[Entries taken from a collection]

────────────────────────────────────────

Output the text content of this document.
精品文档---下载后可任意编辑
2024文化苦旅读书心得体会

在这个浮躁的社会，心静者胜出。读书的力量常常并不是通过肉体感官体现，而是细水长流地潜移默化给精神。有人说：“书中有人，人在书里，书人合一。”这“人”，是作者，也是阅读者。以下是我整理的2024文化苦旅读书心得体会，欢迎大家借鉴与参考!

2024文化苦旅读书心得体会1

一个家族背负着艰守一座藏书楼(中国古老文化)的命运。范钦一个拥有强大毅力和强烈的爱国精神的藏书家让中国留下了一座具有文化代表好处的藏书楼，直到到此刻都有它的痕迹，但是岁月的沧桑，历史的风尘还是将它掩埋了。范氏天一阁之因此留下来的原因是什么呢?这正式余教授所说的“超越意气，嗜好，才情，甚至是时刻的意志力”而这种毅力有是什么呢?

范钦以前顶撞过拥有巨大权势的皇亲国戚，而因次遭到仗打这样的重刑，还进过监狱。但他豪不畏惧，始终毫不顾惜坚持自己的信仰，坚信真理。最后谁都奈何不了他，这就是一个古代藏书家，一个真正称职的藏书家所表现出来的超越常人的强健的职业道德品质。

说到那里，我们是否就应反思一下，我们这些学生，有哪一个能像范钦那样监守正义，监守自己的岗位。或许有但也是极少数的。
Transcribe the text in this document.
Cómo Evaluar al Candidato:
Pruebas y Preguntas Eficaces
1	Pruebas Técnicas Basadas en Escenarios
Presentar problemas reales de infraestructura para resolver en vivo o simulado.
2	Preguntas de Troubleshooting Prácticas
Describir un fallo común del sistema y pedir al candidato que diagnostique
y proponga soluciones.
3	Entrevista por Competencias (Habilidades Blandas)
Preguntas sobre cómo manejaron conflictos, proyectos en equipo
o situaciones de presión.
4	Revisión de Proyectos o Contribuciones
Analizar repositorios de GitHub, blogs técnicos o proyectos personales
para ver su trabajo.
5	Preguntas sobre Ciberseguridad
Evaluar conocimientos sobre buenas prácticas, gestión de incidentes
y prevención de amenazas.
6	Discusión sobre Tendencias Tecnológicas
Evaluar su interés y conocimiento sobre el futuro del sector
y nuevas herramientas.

────────────────────────────────────────

● DESCRIPTION OF THE TASK: Set down all of the records shown above once more, exactly.

● FINISHED EXERCISE:
Output the text content of this document.
精品文档---下载后可任意编辑
2024文化苦旅读书心得体会

在这个浮躁的社会，心静者胜出。读书的力量常常并不是通过肉体感官体现，而是细水长流地潜移默化给精神。有人说：“书中有人，人在书里，书人合一。”这“人”，是作者，也是阅读者。以下是我整理的2024文化苦旅读书心得体会，欢迎大家借鉴与参考!

2024文化苦旅读书心得体会1

一个家族背负着艰守一座藏书楼(中国古老文化)的命运。范钦一个拥有强大毅力和强烈的爱国精神的藏书家让中国留下了一座具有文化代表好处的藏书楼，直到到此刻都有它的痕迹，但是岁月的沧桑，历史的风尘还是将它掩埋了。范氏天一阁之因此留下来的原因是什么呢?这正式余教授所说的“超越意气，嗜好，才情，甚至是时刻的意志力”而这种毅力有是什么呢?

范钦以前顶撞过拥有巨大权势的皇亲国戚，而因次遭到仗打这样的重刑，还进过监狱。但他豪不畏惧，始终毫不顾惜坚持自己的信仰，坚信真理。最后谁都奈何不了他，这就是一个古代藏书家，一个真正称职的藏书家所表现出来的超越常人的强健的职业道德品质。

说到那里，我们是否就应反思一下，我们这些学生，有哪一个能像范钦那样监守正义，监守自己的岗位。或许有但也是极少数的。
Transcribe the text in this document.
Cómo Evaluar al Candidato:
Pruebas y Preguntas Eficaces
1	Pruebas Técnicas Basadas en Escenarios
Presentar problemas reales de infraestructura para resolver en vivo o simulado.
2	Preguntas de Troubleshooting Prácticas
Describir un fallo común del sistema y pedir al candidato que diagnostique
y proponga soluciones.
3	Entrevista por Competencias (Habilidades Blandas)
Preguntas sobre cómo manejaron conflictos, proyectos en equipo
o situaciones de presión.
4	Revisión de Proyectos o Contribuciones
Analizar repositorios de GitHub, blogs técnicos o proyectos personales
para ver su trabajo.
5	Preguntas sobre Ciberseguridad
Evaluar conocimientos sobre buenas prácticas, gestión de incidentes
y prevención de amenazas.
6	Discusión sobre Tendencias Tecnológicas
Evaluar su interés y conocimiento sobre el futuro del sector
y nuevas herramientas.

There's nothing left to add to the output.